Directions:
Write out the listing below exactly, and omit any images you find in it.

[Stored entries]
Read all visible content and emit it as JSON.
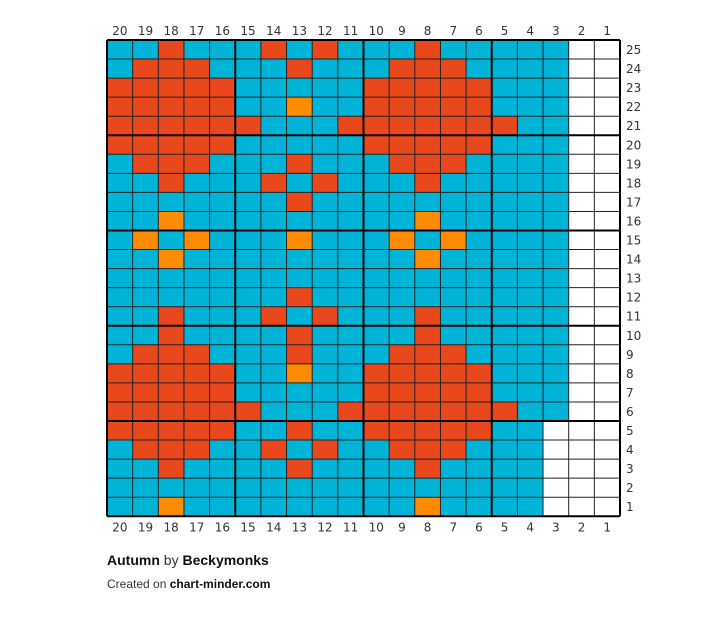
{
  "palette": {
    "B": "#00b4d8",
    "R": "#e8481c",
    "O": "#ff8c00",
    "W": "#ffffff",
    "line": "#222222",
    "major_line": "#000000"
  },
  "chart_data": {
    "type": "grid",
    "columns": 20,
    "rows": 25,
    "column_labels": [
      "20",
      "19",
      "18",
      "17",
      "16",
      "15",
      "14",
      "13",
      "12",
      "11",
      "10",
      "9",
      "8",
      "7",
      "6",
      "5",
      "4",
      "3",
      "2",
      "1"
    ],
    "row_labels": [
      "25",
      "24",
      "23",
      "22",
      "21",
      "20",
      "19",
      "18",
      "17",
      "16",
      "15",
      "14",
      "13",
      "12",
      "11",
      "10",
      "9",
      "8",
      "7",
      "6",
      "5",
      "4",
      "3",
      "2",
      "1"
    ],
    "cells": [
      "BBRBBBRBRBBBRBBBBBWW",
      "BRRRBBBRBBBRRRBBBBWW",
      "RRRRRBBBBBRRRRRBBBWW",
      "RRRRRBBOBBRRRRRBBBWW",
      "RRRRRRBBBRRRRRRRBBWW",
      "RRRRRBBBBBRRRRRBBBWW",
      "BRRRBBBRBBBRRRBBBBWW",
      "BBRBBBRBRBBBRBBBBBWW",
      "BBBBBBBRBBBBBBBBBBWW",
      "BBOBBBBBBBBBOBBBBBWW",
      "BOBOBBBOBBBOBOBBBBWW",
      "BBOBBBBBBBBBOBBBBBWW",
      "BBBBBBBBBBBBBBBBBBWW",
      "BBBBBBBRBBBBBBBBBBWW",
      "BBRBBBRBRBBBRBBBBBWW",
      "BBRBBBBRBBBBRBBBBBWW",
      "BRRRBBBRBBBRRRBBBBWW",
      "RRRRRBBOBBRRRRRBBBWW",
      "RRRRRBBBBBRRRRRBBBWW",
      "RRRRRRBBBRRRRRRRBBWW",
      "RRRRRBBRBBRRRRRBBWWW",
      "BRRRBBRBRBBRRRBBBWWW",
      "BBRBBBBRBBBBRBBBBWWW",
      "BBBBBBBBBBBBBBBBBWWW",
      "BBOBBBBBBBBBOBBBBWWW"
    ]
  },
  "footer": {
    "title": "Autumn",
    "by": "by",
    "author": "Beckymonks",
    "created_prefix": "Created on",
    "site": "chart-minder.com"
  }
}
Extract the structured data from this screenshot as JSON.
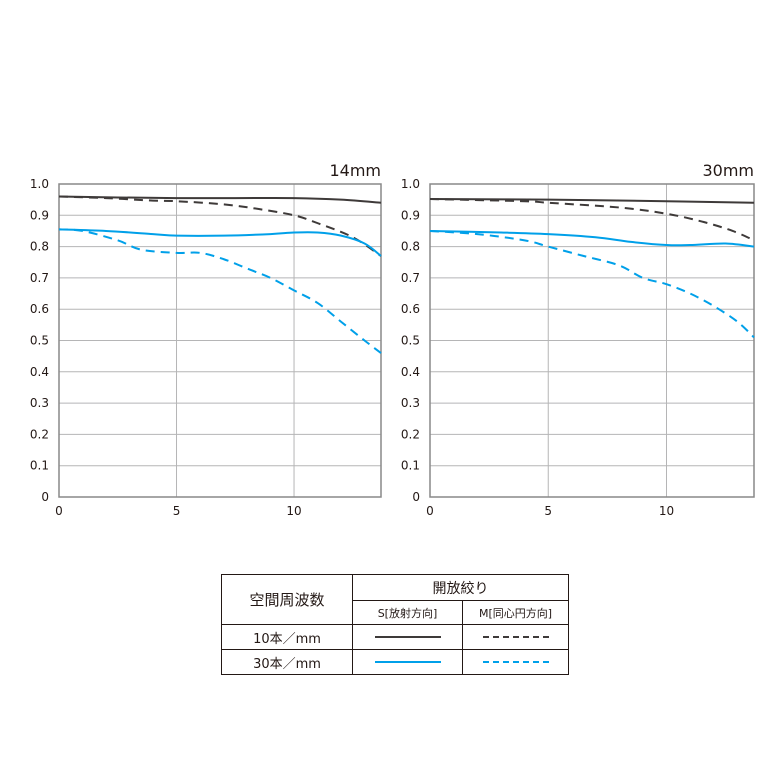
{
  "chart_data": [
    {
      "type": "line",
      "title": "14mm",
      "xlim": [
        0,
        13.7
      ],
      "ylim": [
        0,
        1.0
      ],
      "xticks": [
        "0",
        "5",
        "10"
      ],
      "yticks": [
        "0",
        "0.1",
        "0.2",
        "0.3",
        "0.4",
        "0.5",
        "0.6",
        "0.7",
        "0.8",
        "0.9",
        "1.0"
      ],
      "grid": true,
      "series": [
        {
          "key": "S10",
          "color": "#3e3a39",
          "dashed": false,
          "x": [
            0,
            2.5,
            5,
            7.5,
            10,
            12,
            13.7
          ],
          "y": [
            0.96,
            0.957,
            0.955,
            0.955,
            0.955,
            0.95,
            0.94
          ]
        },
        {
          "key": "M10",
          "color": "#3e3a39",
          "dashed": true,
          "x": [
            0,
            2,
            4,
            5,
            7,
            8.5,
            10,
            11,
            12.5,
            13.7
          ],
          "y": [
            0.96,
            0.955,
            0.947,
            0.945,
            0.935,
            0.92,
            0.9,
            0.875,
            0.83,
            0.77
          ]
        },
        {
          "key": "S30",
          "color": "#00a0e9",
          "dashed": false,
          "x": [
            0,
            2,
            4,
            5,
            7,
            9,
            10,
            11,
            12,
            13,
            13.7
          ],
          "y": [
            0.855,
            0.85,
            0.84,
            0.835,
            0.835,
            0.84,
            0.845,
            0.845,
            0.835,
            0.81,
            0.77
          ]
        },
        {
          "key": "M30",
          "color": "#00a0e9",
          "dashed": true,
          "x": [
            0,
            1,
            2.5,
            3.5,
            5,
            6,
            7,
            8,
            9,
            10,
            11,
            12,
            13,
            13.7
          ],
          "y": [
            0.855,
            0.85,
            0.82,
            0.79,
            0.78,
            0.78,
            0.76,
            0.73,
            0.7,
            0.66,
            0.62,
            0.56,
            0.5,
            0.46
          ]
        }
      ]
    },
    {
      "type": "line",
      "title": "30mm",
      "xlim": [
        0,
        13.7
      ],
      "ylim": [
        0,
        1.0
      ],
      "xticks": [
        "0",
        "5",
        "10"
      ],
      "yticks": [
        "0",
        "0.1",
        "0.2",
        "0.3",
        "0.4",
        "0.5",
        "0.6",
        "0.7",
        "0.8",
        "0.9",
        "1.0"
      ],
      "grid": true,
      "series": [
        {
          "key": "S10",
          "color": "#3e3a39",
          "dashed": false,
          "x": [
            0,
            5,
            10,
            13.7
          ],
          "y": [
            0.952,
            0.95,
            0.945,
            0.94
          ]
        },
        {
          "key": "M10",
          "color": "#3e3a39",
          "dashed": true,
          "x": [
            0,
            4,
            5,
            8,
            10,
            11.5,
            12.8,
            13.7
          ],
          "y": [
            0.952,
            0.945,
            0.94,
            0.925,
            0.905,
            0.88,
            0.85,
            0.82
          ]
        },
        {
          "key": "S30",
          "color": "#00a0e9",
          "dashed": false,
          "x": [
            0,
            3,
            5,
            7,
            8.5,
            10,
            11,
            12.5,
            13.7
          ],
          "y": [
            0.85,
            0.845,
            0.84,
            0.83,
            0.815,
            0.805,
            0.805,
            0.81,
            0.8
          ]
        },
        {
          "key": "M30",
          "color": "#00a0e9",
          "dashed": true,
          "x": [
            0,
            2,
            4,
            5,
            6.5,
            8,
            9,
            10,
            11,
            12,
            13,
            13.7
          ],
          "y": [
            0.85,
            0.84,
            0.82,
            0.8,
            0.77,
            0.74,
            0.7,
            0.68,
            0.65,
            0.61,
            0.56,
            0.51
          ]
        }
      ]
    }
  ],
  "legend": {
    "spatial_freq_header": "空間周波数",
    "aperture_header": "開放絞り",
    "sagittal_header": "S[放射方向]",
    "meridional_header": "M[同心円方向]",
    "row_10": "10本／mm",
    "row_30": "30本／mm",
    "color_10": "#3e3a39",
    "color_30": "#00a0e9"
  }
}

Result of the exercise:
Read all visible content and emit it as JSON.
{
  "palette": {
    "B": "#00b4d8",
    "R": "#e8481c",
    "O": "#ff8c00",
    "W": "#ffffff",
    "line": "#222222",
    "major_line": "#000000"
  },
  "chart_data": {
    "type": "grid",
    "columns": 20,
    "rows": 25,
    "column_labels": [
      "20",
      "19",
      "18",
      "17",
      "16",
      "15",
      "14",
      "13",
      "12",
      "11",
      "10",
      "9",
      "8",
      "7",
      "6",
      "5",
      "4",
      "3",
      "2",
      "1"
    ],
    "row_labels": [
      "25",
      "24",
      "23",
      "22",
      "21",
      "20",
      "19",
      "18",
      "17",
      "16",
      "15",
      "14",
      "13",
      "12",
      "11",
      "10",
      "9",
      "8",
      "7",
      "6",
      "5",
      "4",
      "3",
      "2",
      "1"
    ],
    "cells": [
      "BBRBBBRBRBBBRBBBBBWW",
      "BRRRBBBRBBBRRRBBBBWW",
      "RRRRRBBBBBRRRRRBBBWW",
      "RRRRRBBOBBRRRRRBBBWW",
      "RRRRRRBBBRRRRRRRBBWW",
      "RRRRRBBBBBRRRRRBBBWW",
      "BRRRBBBRBBBRRRBBBBWW",
      "BBRBBBRBRBBBRBBBBBWW",
      "BBBBBBBRBBBBBBBBBBWW",
      "BBOBBBBBBBBBOBBBBBWW",
      "BOBOBBBOBBBOBOBBBBWW",
      "BBOBBBBBBBBBOBBBBBWW",
      "BBBBBBBBBBBBBBBBBBWW",
      "BBBBBBBRBBBBBBBBBBWW",
      "BBRBBBRBRBBBRBBBBBWW",
      "BBRBBBBRBBBBRBBBBBWW",
      "BRRRBBBRBBBRRRBBBBWW",
      "RRRRRBBOBBRRRRRBBBWW",
      "RRRRRBBBBBRRRRRBBBWW",
      "RRRRRRBBBRRRRRRRBBWW",
      "RRRRRBBRBBRRRRRBBWWW",
      "BRRRBBRBRBBRRRBBBWWW",
      "BBRBBBBRBBBBRBBBBWWW",
      "BBBBBBBBBBBBBBBBBWWW",
      "BBOBBBBBBBBBOBBBBWWW"
    ]
  },
  "footer": {
    "title": "Autumn",
    "by": "by",
    "author": "Beckymonks",
    "created_prefix": "Created on",
    "site": "chart-minder.com"
  }
}
Extract the structured data from this screenshot as JSON.
{
  "chart_data": [
    {
      "type": "line",
      "title": "14mm",
      "xlim": [
        0,
        13.7
      ],
      "ylim": [
        0,
        1.0
      ],
      "xticks": [
        "0",
        "5",
        "10"
      ],
      "yticks": [
        "0",
        "0.1",
        "0.2",
        "0.3",
        "0.4",
        "0.5",
        "0.6",
        "0.7",
        "0.8",
        "0.9",
        "1.0"
      ],
      "grid": true,
      "series": [
        {
          "key": "S10",
          "color": "#3e3a39",
          "dashed": false,
          "x": [
            0,
            2.5,
            5,
            7.5,
            10,
            12,
            13.7
          ],
          "y": [
            0.96,
            0.957,
            0.955,
            0.955,
            0.955,
            0.95,
            0.94
          ]
        },
        {
          "key": "M10",
          "color": "#3e3a39",
          "dashed": true,
          "x": [
            0,
            2,
            4,
            5,
            7,
            8.5,
            10,
            11,
            12.5,
            13.7
          ],
          "y": [
            0.96,
            0.955,
            0.947,
            0.945,
            0.935,
            0.92,
            0.9,
            0.875,
            0.83,
            0.77
          ]
        },
        {
          "key": "S30",
          "color": "#00a0e9",
          "dashed": false,
          "x": [
            0,
            2,
            4,
            5,
            7,
            9,
            10,
            11,
            12,
            13,
            13.7
          ],
          "y": [
            0.855,
            0.85,
            0.84,
            0.835,
            0.835,
            0.84,
            0.845,
            0.845,
            0.835,
            0.81,
            0.77
          ]
        },
        {
          "key": "M30",
          "color": "#00a0e9",
          "dashed": true,
          "x": [
            0,
            1,
            2.5,
            3.5,
            5,
            6,
            7,
            8,
            9,
            10,
            11,
            12,
            13,
            13.7
          ],
          "y": [
            0.855,
            0.85,
            0.82,
            0.79,
            0.78,
            0.78,
            0.76,
            0.73,
            0.7,
            0.66,
            0.62,
            0.56,
            0.5,
            0.46
          ]
        }
      ]
    },
    {
      "type": "line",
      "title": "30mm",
      "xlim": [
        0,
        13.7
      ],
      "ylim": [
        0,
        1.0
      ],
      "xticks": [
        "0",
        "5",
        "10"
      ],
      "yticks": [
        "0",
        "0.1",
        "0.2",
        "0.3",
        "0.4",
        "0.5",
        "0.6",
        "0.7",
        "0.8",
        "0.9",
        "1.0"
      ],
      "grid": true,
      "series": [
        {
          "key": "S10",
          "color": "#3e3a39",
          "dashed": false,
          "x": [
            0,
            5,
            10,
            13.7
          ],
          "y": [
            0.952,
            0.95,
            0.945,
            0.94
          ]
        },
        {
          "key": "M10",
          "color": "#3e3a39",
          "dashed": true,
          "x": [
            0,
            4,
            5,
            8,
            10,
            11.5,
            12.8,
            13.7
          ],
          "y": [
            0.952,
            0.945,
            0.94,
            0.925,
            0.905,
            0.88,
            0.85,
            0.82
          ]
        },
        {
          "key": "S30",
          "color": "#00a0e9",
          "dashed": false,
          "x": [
            0,
            3,
            5,
            7,
            8.5,
            10,
            11,
            12.5,
            13.7
          ],
          "y": [
            0.85,
            0.845,
            0.84,
            0.83,
            0.815,
            0.805,
            0.805,
            0.81,
            0.8
          ]
        },
        {
          "key": "M30",
          "color": "#00a0e9",
          "dashed": true,
          "x": [
            0,
            2,
            4,
            5,
            6.5,
            8,
            9,
            10,
            11,
            12,
            13,
            13.7
          ],
          "y": [
            0.85,
            0.84,
            0.82,
            0.8,
            0.77,
            0.74,
            0.7,
            0.68,
            0.65,
            0.61,
            0.56,
            0.51
          ]
        }
      ]
    }
  ],
  "legend": {
    "spatial_freq_header": "空間周波数",
    "aperture_header": "開放絞り",
    "sagittal_header": "S[放射方向]",
    "meridional_header": "M[同心円方向]",
    "row_10": "10本／mm",
    "row_30": "30本／mm",
    "color_10": "#3e3a39",
    "color_30": "#00a0e9"
  }
}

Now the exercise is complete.